## [Exercise aim]
Retype all material exactly. Pictures stay out of the copy.

▽

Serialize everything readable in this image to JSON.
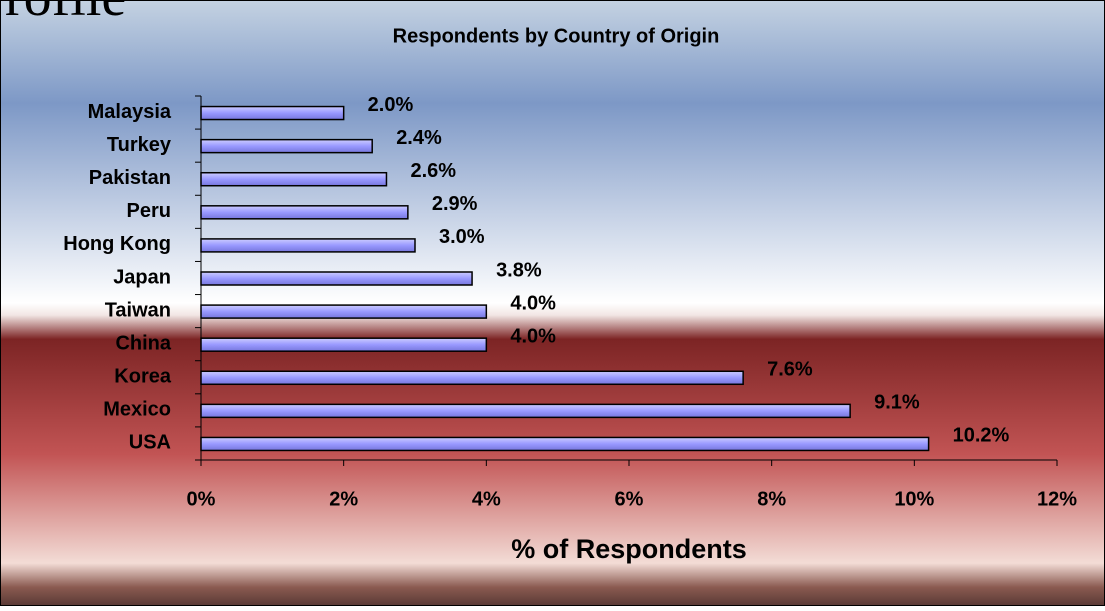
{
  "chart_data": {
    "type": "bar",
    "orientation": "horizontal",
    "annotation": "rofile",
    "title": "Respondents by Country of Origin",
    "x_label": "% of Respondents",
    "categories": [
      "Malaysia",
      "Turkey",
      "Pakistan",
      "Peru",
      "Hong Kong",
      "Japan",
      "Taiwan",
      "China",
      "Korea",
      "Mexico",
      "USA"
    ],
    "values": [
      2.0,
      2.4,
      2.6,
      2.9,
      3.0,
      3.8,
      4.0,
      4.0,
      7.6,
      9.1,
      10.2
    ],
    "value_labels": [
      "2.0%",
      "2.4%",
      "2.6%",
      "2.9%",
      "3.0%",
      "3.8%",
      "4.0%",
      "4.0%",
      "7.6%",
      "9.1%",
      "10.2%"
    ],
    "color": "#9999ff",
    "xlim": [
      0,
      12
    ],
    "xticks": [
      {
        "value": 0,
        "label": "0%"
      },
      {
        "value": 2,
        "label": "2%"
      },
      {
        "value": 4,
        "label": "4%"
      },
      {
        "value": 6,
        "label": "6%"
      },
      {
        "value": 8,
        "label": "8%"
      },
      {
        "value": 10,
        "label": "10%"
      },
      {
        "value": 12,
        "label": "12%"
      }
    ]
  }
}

△

## [Written answer]
Serialize everything readable in this image to JSON.
{
  "chart_data": {
    "type": "bar",
    "orientation": "horizontal",
    "annotation": "rofile",
    "title": "Respondents by Country of Origin",
    "x_label": "% of Respondents",
    "categories": [
      "Malaysia",
      "Turkey",
      "Pakistan",
      "Peru",
      "Hong Kong",
      "Japan",
      "Taiwan",
      "China",
      "Korea",
      "Mexico",
      "USA"
    ],
    "values": [
      2.0,
      2.4,
      2.6,
      2.9,
      3.0,
      3.8,
      4.0,
      4.0,
      7.6,
      9.1,
      10.2
    ],
    "value_labels": [
      "2.0%",
      "2.4%",
      "2.6%",
      "2.9%",
      "3.0%",
      "3.8%",
      "4.0%",
      "4.0%",
      "7.6%",
      "9.1%",
      "10.2%"
    ],
    "color": "#9999ff",
    "xlim": [
      0,
      12
    ],
    "xticks": [
      {
        "value": 0,
        "label": "0%"
      },
      {
        "value": 2,
        "label": "2%"
      },
      {
        "value": 4,
        "label": "4%"
      },
      {
        "value": 6,
        "label": "6%"
      },
      {
        "value": 8,
        "label": "8%"
      },
      {
        "value": 10,
        "label": "10%"
      },
      {
        "value": 12,
        "label": "12%"
      }
    ]
  }
}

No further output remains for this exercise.